* Exercise goal: Please output every line of the material as it stands, without the pictures.

* Task material:

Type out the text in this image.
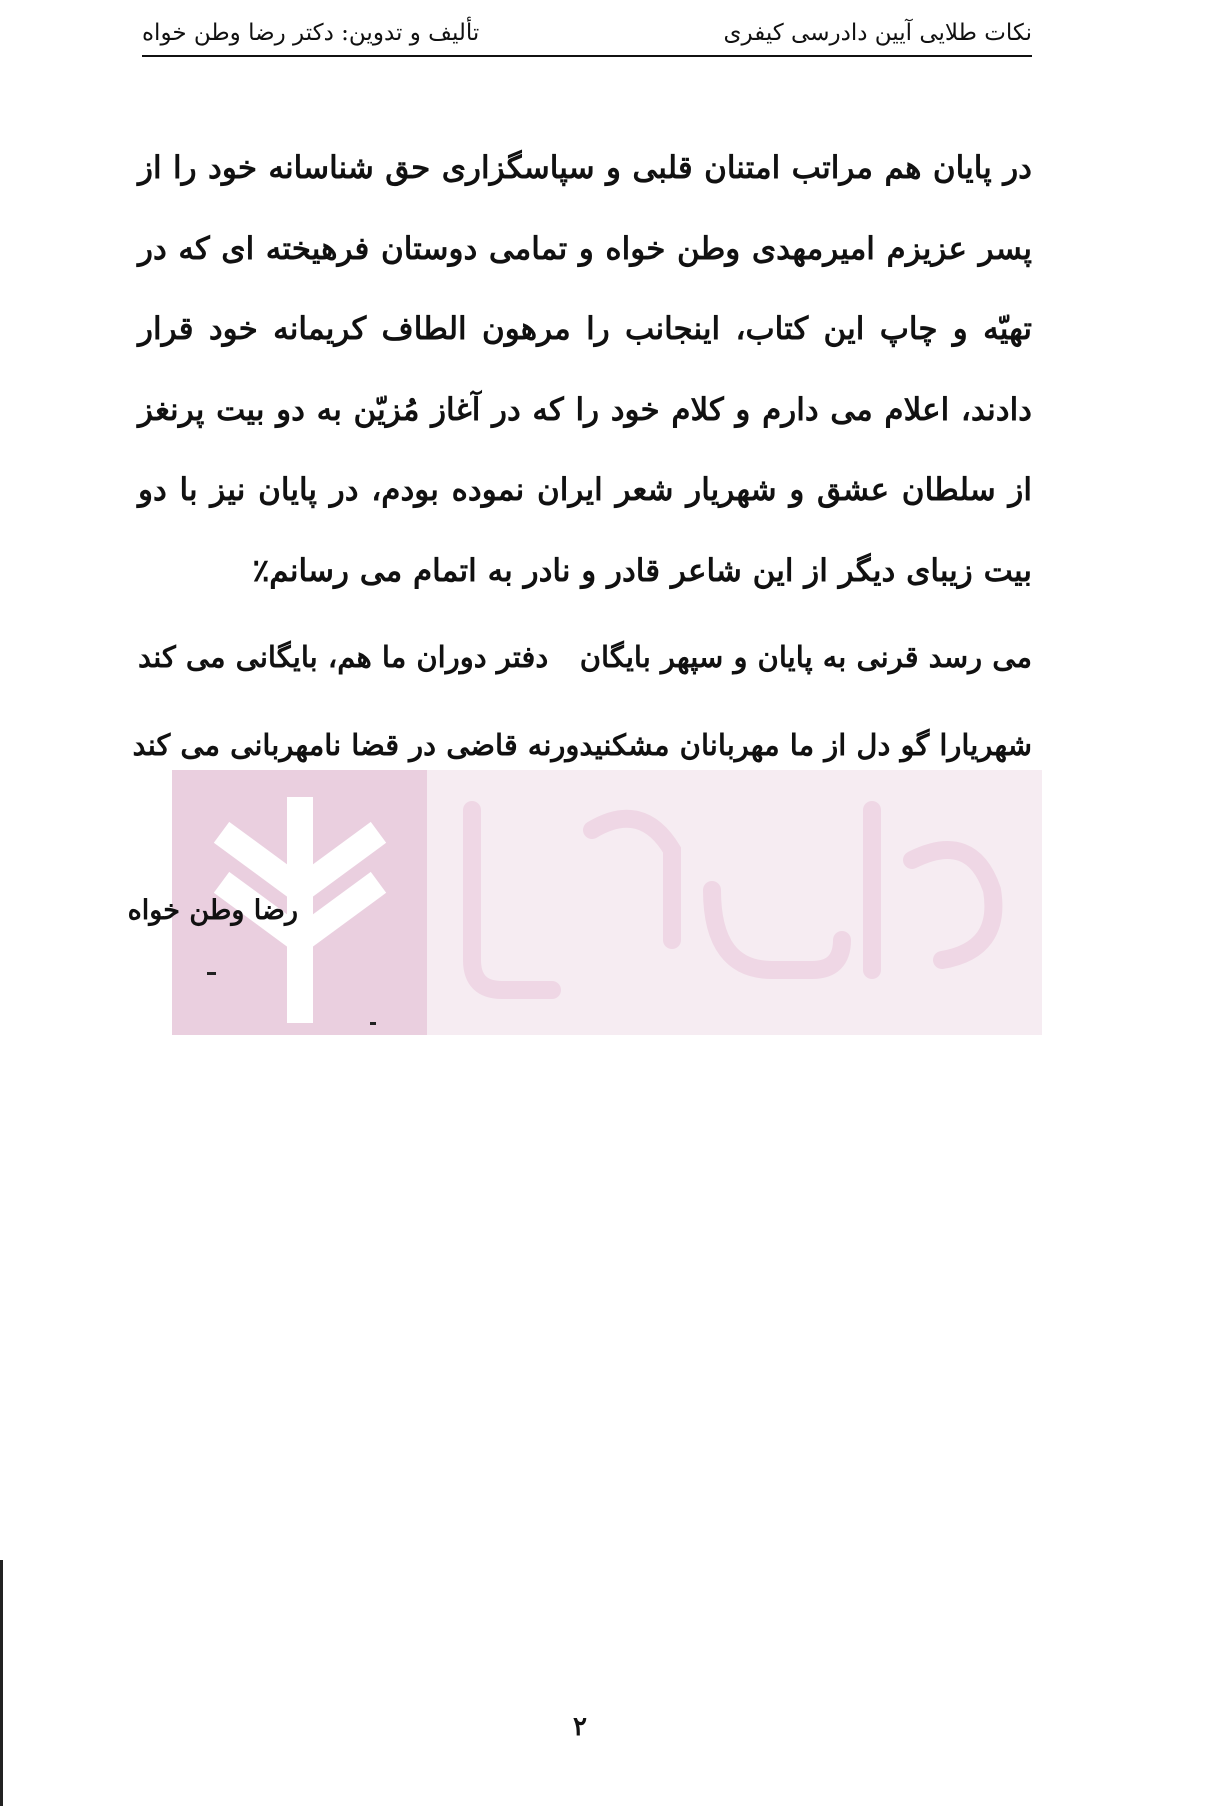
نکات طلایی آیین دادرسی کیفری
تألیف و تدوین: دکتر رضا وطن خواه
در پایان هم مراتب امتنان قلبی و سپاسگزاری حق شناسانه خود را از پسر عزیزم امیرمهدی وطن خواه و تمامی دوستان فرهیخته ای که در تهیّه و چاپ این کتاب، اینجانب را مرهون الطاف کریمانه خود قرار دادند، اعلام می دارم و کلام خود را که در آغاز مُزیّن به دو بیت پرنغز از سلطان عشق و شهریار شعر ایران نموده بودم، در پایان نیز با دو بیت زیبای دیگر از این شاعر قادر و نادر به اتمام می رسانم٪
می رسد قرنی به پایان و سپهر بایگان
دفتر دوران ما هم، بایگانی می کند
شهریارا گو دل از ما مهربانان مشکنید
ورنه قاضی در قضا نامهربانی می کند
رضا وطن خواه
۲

* Output for this task:
Type out the text in this image.
نکات طلایی آیین دادرسی کیفری
تألیف و تدوین: دکتر رضا وطن خواه
در پایان هم مراتب امتنان قلبی و سپاسگزاری حق شناسانه خود را از پسر عزیزم امیرمهدی وطن خواه و تمامی دوستان فرهیخته ای که در تهیّه و چاپ این کتاب، اینجانب را مرهون الطاف کریمانه خود قرار دادند، اعلام می دارم و کلام خود را که در آغاز مُزیّن به دو بیت پرنغز از سلطان عشق و شهریار شعر ایران نموده بودم، در پایان نیز با دو بیت زیبای دیگر از این شاعر قادر و نادر به اتمام می رسانم٪
می رسد قرنی به پایان و سپهر بایگان
دفتر دوران ما هم، بایگانی می کند
شهریارا گو دل از ما مهربانان مشکنید
ورنه قاضی در قضا نامهربانی می کند
رضا وطن خواه
۲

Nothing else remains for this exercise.